- Problem to solve -
Look for "downloads" in each line of the entries, and return the matching lines.

Collected data entries:
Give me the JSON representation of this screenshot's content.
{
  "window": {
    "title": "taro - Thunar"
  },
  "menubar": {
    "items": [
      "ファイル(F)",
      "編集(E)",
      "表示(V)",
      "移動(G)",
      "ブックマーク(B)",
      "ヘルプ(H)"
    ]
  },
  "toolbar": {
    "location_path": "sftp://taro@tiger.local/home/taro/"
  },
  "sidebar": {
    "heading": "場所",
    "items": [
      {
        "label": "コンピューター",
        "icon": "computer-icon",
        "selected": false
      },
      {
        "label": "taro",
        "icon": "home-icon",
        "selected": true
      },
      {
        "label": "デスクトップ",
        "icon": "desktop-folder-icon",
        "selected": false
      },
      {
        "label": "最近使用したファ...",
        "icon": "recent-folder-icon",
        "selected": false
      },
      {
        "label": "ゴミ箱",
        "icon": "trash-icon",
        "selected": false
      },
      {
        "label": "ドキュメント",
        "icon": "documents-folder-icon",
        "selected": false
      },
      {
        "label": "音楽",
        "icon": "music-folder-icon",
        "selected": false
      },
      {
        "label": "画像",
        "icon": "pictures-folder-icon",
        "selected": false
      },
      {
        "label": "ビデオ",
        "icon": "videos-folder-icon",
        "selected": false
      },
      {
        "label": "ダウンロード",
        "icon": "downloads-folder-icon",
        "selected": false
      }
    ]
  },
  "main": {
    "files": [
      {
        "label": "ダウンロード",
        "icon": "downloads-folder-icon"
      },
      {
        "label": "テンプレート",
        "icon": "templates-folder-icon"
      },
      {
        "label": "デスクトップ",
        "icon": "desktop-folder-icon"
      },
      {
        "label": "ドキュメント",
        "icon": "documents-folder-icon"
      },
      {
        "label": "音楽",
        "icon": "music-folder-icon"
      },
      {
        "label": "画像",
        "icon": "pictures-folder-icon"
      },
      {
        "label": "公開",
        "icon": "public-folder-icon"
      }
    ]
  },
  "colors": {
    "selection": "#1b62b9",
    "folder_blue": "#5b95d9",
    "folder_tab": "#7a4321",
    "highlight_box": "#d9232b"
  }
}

- Task result -
        "icon": "downloads-folder-icon",
        "icon": "downloads-folder-icon"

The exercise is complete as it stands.